* START INFORMATION SHOWN *

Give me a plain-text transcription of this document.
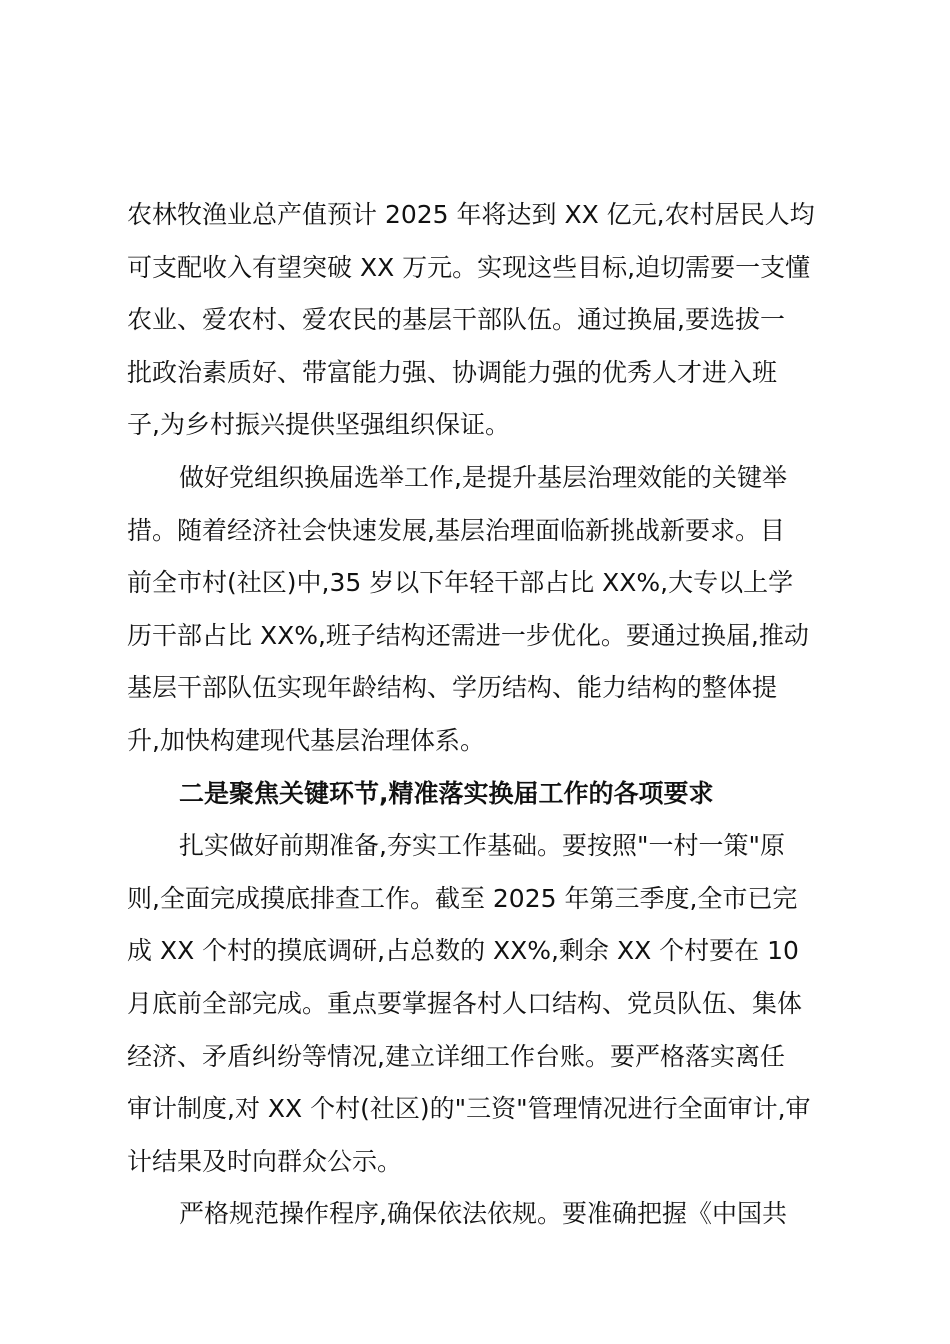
农林牧渔业总产值预计 2025 年将达到 XX 亿元,农村居民人均
可支配收入有望突破 XX 万元。实现这些目标,迫切需要一支懂
农业、爱农村、爱农民的基层干部队伍。通过换届,要选拔一
批政治素质好、带富能力强、协调能力强的优秀人才进入班
子,为乡村振兴提供坚强组织保证。
做好党组织换届选举工作,是提升基层治理效能的关键举
措。随着经济社会快速发展,基层治理面临新挑战新要求。目
前全市村(社区)中,35 岁以下年轻干部占比 XX%,大专以上学
历干部占比 XX%,班子结构还需进一步优化。要通过换届,推动
基层干部队伍实现年龄结构、学历结构、能力结构的整体提
升,加快构建现代基层治理体系。
二是聚焦关键环节,精准落实换届工作的各项要求
扎实做好前期准备,夯实工作基础。要按照"一村一策"原
则,全面完成摸底排查工作。截至 2025 年第三季度,全市已完
成 XX 个村的摸底调研,占总数的 XX%,剩余 XX 个村要在 10
月底前全部完成。重点要掌握各村人口结构、党员队伍、集体
经济、矛盾纠纷等情况,建立详细工作台账。要严格落实离任
审计制度,对 XX 个村(社区)的"三资"管理情况进行全面审计,审
计结果及时向群众公示。
严格规范操作程序,确保依法依规。要准确把握《中国共
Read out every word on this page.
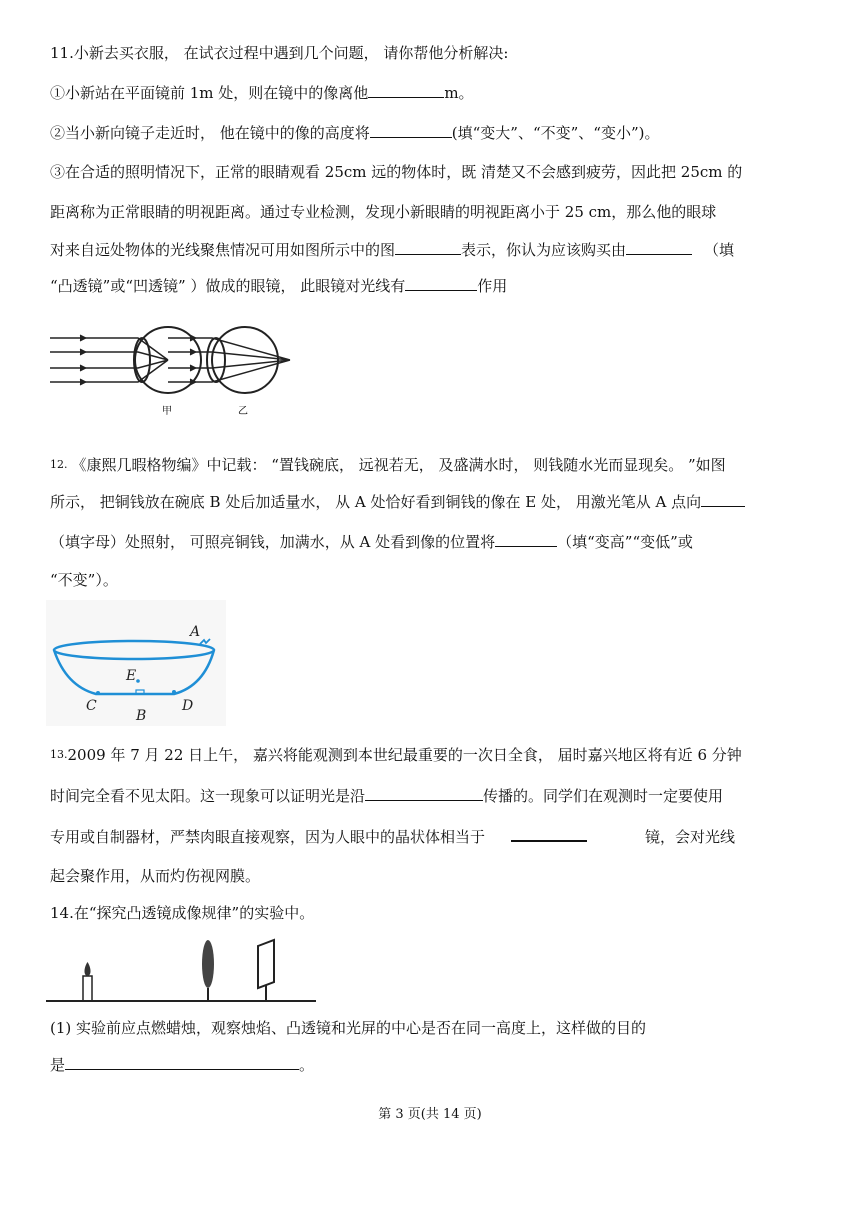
11.小新去买衣服， 在试衣过程中遇到几个问题， 请你帮他分析解决:
①小新站在平面镜前 1m 处，则在镜中的像离他	m。
②当小新向镜子走近时， 他在镜中的像的高度将	(填“变大”、“不变”、“变小”)。
③在合适的照明情况下，正常的眼睛观看 25cm 远的物体时，既 清楚又不会感到疲劳，因此把 25cm 的
距离称为正常眼睛的明视距离。通过专业检测，发现小新眼睛的明视距离小于 25 cm，那么他的眼球
对来自远处物体的光线聚焦情况可用如图所示中的图	表示，你认为应该购买由	（填
“凸透镜”或“凹透镜” ）做成的眼镜， 此眼镜对光线有	作用
甲	乙
$^{12.}$ 《康熙几暇格物编》中记载： “置钱碗底， 远视若无， 及盛满水时， 则钱随水光而显现矣。 ”如图
所示， 把铜钱放在碗底 B 处后加适量水， 从 A 处恰好看到铜钱的像在 E 处， 用激光笔从 A 点向
（填字母）处照射， 可照亮铜钱，加满水，从 A 处看到像的位置将	（填“变高”“变低”或
“不变”）。
A
E
B
C	D
$^{13.}$2009 年 7 月 22 日上午， 嘉兴将能观测到本世纪最重要的一次日全食， 届时嘉兴地区将有近 6 分钟
时间完全看不见太阳。这一现象可以证明光是沿	传播的。同学们在观测时一定要使用
专用或自制器材，严禁肉眼直接观察，因为人眼中的晶状体相当于	镜，会对光线
起会聚作用，从而灼伤视网膜。
14.在“探究凸透镜成像规律”的实验中。
(1) 实验前应点燃蜡烛，观察烛焰、凸透镜和光屏的中心是否在同一高度上，这样做的目的
是	。
第 3 页(共 14 页)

* END INFORMATION SHOWN *

Transcribe the material exactly, and leave out whatever pictures it holds.

Give me a plain-text transcription of this document.
农林牧渔业总产值预计 2025 年将达到 XX 亿元,农村居民人均
可支配收入有望突破 XX 万元。实现这些目标,迫切需要一支懂
农业、爱农村、爱农民的基层干部队伍。通过换届,要选拔一
批政治素质好、带富能力强、协调能力强的优秀人才进入班
子,为乡村振兴提供坚强组织保证。
做好党组织换届选举工作,是提升基层治理效能的关键举
措。随着经济社会快速发展,基层治理面临新挑战新要求。目
前全市村(社区)中,35 岁以下年轻干部占比 XX%,大专以上学
历干部占比 XX%,班子结构还需进一步优化。要通过换届,推动
基层干部队伍实现年龄结构、学历结构、能力结构的整体提
升,加快构建现代基层治理体系。
二是聚焦关键环节,精准落实换届工作的各项要求
扎实做好前期准备,夯实工作基础。要按照"一村一策"原
则,全面完成摸底排查工作。截至 2025 年第三季度,全市已完
成 XX 个村的摸底调研,占总数的 XX%,剩余 XX 个村要在 10
月底前全部完成。重点要掌握各村人口结构、党员队伍、集体
经济、矛盾纠纷等情况,建立详细工作台账。要严格落实离任
审计制度,对 XX 个村(社区)的"三资"管理情况进行全面审计,审
计结果及时向群众公示。
严格规范操作程序,确保依法依规。要准确把握《中国共
Read out every word on this page.
11.小新去买衣服， 在试衣过程中遇到几个问题， 请你帮他分析解决:
①小新站在平面镜前 1m 处，则在镜中的像离他	m。
②当小新向镜子走近时， 他在镜中的像的高度将	(填“变大”、“不变”、“变小”)。
③在合适的照明情况下，正常的眼睛观看 25cm 远的物体时，既 清楚又不会感到疲劳，因此把 25cm 的
距离称为正常眼睛的明视距离。通过专业检测，发现小新眼睛的明视距离小于 25 cm，那么他的眼球
对来自远处物体的光线聚焦情况可用如图所示中的图	表示，你认为应该购买由	（填
“凸透镜”或“凹透镜” ）做成的眼镜， 此眼镜对光线有	作用
甲	乙
$^{12.}$ 《康熙几暇格物编》中记载： “置钱碗底， 远视若无， 及盛满水时， 则钱随水光而显现矣。 ”如图
所示， 把铜钱放在碗底 B 处后加适量水， 从 A 处恰好看到铜钱的像在 E 处， 用激光笔从 A 点向
（填字母）处照射， 可照亮铜钱，加满水，从 A 处看到像的位置将	（填“变高”“变低”或
“不变”）。
A
E
B
C	D
$^{13.}$2009 年 7 月 22 日上午， 嘉兴将能观测到本世纪最重要的一次日全食， 届时嘉兴地区将有近 6 分钟
时间完全看不见太阳。这一现象可以证明光是沿	传播的。同学们在观测时一定要使用
专用或自制器材，严禁肉眼直接观察，因为人眼中的晶状体相当于	镜，会对光线
起会聚作用，从而灼伤视网膜。
14.在“探究凸透镜成像规律”的实验中。
(1) 实验前应点燃蜡烛，观察烛焰、凸透镜和光屏的中心是否在同一高度上，这样做的目的
是	。
第 3 页(共 14 页)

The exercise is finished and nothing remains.